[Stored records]
━━━
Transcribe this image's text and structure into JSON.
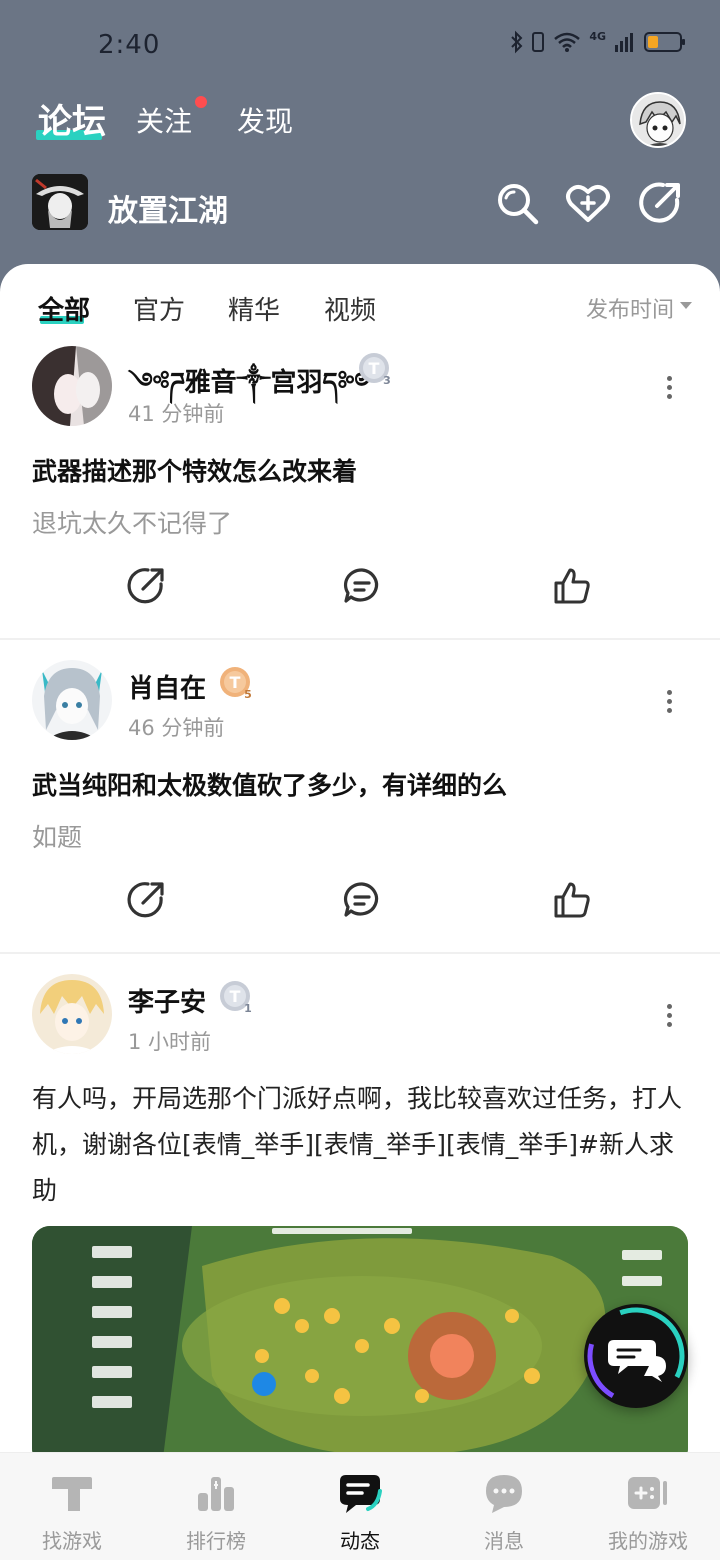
{
  "status_bar": {
    "time": "2:40",
    "network": "4G"
  },
  "top_nav": {
    "tabs": [
      "论坛",
      "关注",
      "发现"
    ],
    "active_index": 0,
    "follow_has_dot": true
  },
  "game": {
    "title": "放置江湖"
  },
  "filter": {
    "tabs": [
      "全部",
      "官方",
      "精华",
      "视频"
    ],
    "active_index": 0,
    "sort_label": "发布时间"
  },
  "posts": [
    {
      "author": "༺ཌ雅音༒宫羽ད༻",
      "time": "41 分钟前",
      "badge": {
        "letter": "T",
        "level": "3",
        "color": "#b9c0cc"
      },
      "title": "武器描述那个特效怎么改来着",
      "body": "退坑太久不记得了"
    },
    {
      "author": "肖自在",
      "time": "46 分钟前",
      "badge": {
        "letter": "T",
        "level": "5",
        "color": "#f0b27a"
      },
      "title": "武当纯阳和太极数值砍了多少，有详细的么",
      "body": "如题"
    },
    {
      "author": "李子安",
      "time": "1 小时前",
      "badge": {
        "letter": "T",
        "level": "1",
        "color": "#b9c0cc"
      },
      "body": "有人吗，开局选那个门派好点啊，我比较喜欢过任务，打人机，谢谢各位[表情_举手][表情_举手][表情_举手]#新人求助"
    }
  ],
  "bottom_nav": {
    "items": [
      "找游戏",
      "排行榜",
      "动态",
      "消息",
      "我的游戏"
    ],
    "active_index": 2
  },
  "colors": {
    "accent": "#2ad1c0",
    "header_bg": "#6b7585",
    "notify_dot": "#ff4d4f"
  }
}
━━━
— Aim of the exercise —
Print each entry shown above with exact wording and no pictures.

— Response —
Transcribe this image's text and structure into JSON.
{
  "status_bar": {
    "time": "2:40",
    "network": "4G"
  },
  "top_nav": {
    "tabs": [
      "论坛",
      "关注",
      "发现"
    ],
    "active_index": 0,
    "follow_has_dot": true
  },
  "game": {
    "title": "放置江湖"
  },
  "filter": {
    "tabs": [
      "全部",
      "官方",
      "精华",
      "视频"
    ],
    "active_index": 0,
    "sort_label": "发布时间"
  },
  "posts": [
    {
      "author": "༺ཌ雅音༒宫羽ད༻",
      "time": "41 分钟前",
      "badge": {
        "letter": "T",
        "level": "3",
        "color": "#b9c0cc"
      },
      "title": "武器描述那个特效怎么改来着",
      "body": "退坑太久不记得了"
    },
    {
      "author": "肖自在",
      "time": "46 分钟前",
      "badge": {
        "letter": "T",
        "level": "5",
        "color": "#f0b27a"
      },
      "title": "武当纯阳和太极数值砍了多少，有详细的么",
      "body": "如题"
    },
    {
      "author": "李子安",
      "time": "1 小时前",
      "badge": {
        "letter": "T",
        "level": "1",
        "color": "#b9c0cc"
      },
      "body": "有人吗，开局选那个门派好点啊，我比较喜欢过任务，打人机，谢谢各位[表情_举手][表情_举手][表情_举手]#新人求助"
    }
  ],
  "bottom_nav": {
    "items": [
      "找游戏",
      "排行榜",
      "动态",
      "消息",
      "我的游戏"
    ],
    "active_index": 2
  },
  "colors": {
    "accent": "#2ad1c0",
    "header_bg": "#6b7585",
    "notify_dot": "#ff4d4f"
  }
}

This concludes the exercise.